• **What you are asked to do**: Restate all of the entries exactly, dropping any pictures they hold.
--- BEGIN Provided material ---
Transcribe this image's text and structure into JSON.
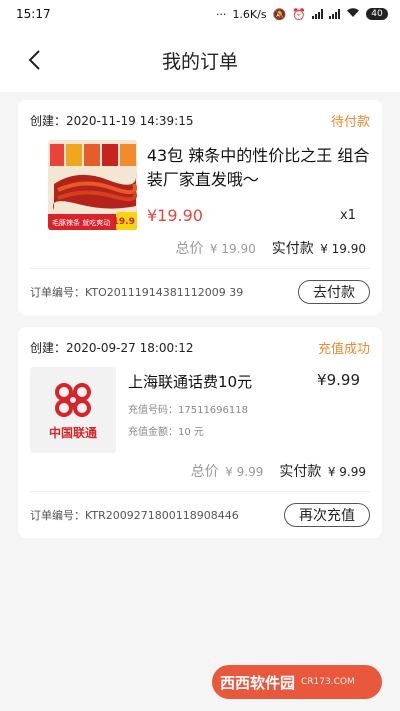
{
  "status_bar": {
    "time": "15:17",
    "speed": "1.6K/s",
    "battery": "40"
  },
  "nav": {
    "title": "我的订单"
  },
  "orders": [
    {
      "created_label": "创建：",
      "created": "2020-11-19 14:39:15",
      "status": "待付款",
      "title": "43包 辣条中的性价比之王 组合装厂家直发哦～",
      "price": "¥19.90",
      "qty": "x1",
      "total_label": "总价",
      "total": "¥ 19.90",
      "paid_label": "实付款",
      "paid": "¥ 19.90",
      "order_no_label": "订单编号：",
      "order_no": "KTO20111914381112009 39",
      "action": "去付款",
      "thumb_badge": "19.9",
      "thumb_tag": "毛豚辣条 就吃爽动"
    },
    {
      "created_label": "创建：",
      "created": "2020-09-27 18:00:12",
      "status": "充值成功",
      "title": "上海联通话费10元",
      "price": "¥9.99",
      "phone_label": "充值号码：",
      "phone": "17511696118",
      "amount_label": "充值金额：",
      "amount": "10 元",
      "brand": "中国联通",
      "total_label": "总价",
      "total": "¥ 9.99",
      "paid_label": "实付款",
      "paid": "¥ 9.99",
      "order_no_label": "订单编号：",
      "order_no": "KTR2009271800118908446",
      "action": "再次充值"
    }
  ],
  "watermark": {
    "brand": "西西软件园",
    "url": "CR173.COM"
  },
  "colors": {
    "accent_orange": "#f28a2e",
    "price_red": "#e8443a",
    "unicom_red": "#d9232a"
  }
}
--- END Provided material ---
• **Final result**:
Transcribe this image's text and structure into JSON.
{
  "status_bar": {
    "time": "15:17",
    "speed": "1.6K/s",
    "battery": "40"
  },
  "nav": {
    "title": "我的订单"
  },
  "orders": [
    {
      "created_label": "创建：",
      "created": "2020-11-19 14:39:15",
      "status": "待付款",
      "title": "43包 辣条中的性价比之王 组合装厂家直发哦～",
      "price": "¥19.90",
      "qty": "x1",
      "total_label": "总价",
      "total": "¥ 19.90",
      "paid_label": "实付款",
      "paid": "¥ 19.90",
      "order_no_label": "订单编号：",
      "order_no": "KTO20111914381112009 39",
      "action": "去付款",
      "thumb_badge": "19.9",
      "thumb_tag": "毛豚辣条 就吃爽动"
    },
    {
      "created_label": "创建：",
      "created": "2020-09-27 18:00:12",
      "status": "充值成功",
      "title": "上海联通话费10元",
      "price": "¥9.99",
      "phone_label": "充值号码：",
      "phone": "17511696118",
      "amount_label": "充值金额：",
      "amount": "10 元",
      "brand": "中国联通",
      "total_label": "总价",
      "total": "¥ 9.99",
      "paid_label": "实付款",
      "paid": "¥ 9.99",
      "order_no_label": "订单编号：",
      "order_no": "KTR2009271800118908446",
      "action": "再次充值"
    }
  ],
  "watermark": {
    "brand": "西西软件园",
    "url": "CR173.COM"
  },
  "colors": {
    "accent_orange": "#f28a2e",
    "price_red": "#e8443a",
    "unicom_red": "#d9232a"
  }
}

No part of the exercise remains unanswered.